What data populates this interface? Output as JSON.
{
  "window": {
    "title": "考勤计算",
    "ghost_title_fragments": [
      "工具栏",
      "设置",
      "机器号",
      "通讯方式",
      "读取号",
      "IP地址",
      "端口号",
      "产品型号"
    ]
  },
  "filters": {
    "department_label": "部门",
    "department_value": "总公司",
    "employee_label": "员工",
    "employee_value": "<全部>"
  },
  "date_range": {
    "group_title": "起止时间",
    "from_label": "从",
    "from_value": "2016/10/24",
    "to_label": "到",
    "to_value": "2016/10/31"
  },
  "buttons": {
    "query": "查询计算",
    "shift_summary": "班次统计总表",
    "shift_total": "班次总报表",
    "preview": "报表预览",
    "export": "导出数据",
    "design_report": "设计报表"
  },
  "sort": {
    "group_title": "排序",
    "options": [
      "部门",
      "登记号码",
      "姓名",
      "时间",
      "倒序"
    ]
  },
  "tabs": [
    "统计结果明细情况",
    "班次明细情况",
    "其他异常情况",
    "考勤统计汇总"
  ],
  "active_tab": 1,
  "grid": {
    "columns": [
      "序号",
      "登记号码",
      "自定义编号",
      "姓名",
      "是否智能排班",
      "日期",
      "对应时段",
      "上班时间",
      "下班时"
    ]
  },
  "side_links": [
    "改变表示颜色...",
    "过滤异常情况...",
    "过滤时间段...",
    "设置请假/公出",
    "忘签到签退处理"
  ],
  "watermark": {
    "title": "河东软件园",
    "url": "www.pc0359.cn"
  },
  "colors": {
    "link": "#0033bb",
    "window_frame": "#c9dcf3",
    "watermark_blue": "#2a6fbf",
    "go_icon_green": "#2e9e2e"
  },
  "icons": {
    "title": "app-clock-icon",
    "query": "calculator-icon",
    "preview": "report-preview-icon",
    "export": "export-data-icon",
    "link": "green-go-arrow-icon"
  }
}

## DESCRIPTION OF THE TASK
Extract, from the material above, each line holding the word "data".

## SOLUTION FOR THIS EXERCISE
What data populates this interface? Output as JSON.
    "export": "export-data-icon",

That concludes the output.